### Task to complete
Write out all the material exactly. Leave nothing out.

§

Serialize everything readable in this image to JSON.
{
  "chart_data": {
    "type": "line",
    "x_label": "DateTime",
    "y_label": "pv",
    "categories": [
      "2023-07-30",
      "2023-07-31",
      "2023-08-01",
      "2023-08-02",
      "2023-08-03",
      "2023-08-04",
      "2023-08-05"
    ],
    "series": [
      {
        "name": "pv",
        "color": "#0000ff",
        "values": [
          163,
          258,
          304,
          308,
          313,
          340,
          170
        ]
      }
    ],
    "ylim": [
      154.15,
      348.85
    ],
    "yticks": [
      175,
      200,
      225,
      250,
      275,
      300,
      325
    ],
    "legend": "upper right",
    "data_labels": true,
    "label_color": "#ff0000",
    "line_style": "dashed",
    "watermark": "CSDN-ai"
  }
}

§

### Exercise solution
Serialize everything readable in this image to JSON.
{
  "chart_data": {
    "type": "line",
    "x_label": "DateTime",
    "y_label": "pv",
    "categories": [
      "2023-07-30",
      "2023-07-31",
      "2023-08-01",
      "2023-08-02",
      "2023-08-03",
      "2023-08-04",
      "2023-08-05"
    ],
    "series": [
      {
        "name": "pv",
        "color": "#0000ff",
        "values": [
          163,
          258,
          304,
          308,
          313,
          340,
          170
        ]
      }
    ],
    "ylim": [
      154.15,
      348.85
    ],
    "yticks": [
      175,
      200,
      225,
      250,
      275,
      300,
      325
    ],
    "legend": "upper right",
    "data_labels": true,
    "label_color": "#ff0000",
    "line_style": "dashed",
    "watermark": "CSDN-ai"
  }
}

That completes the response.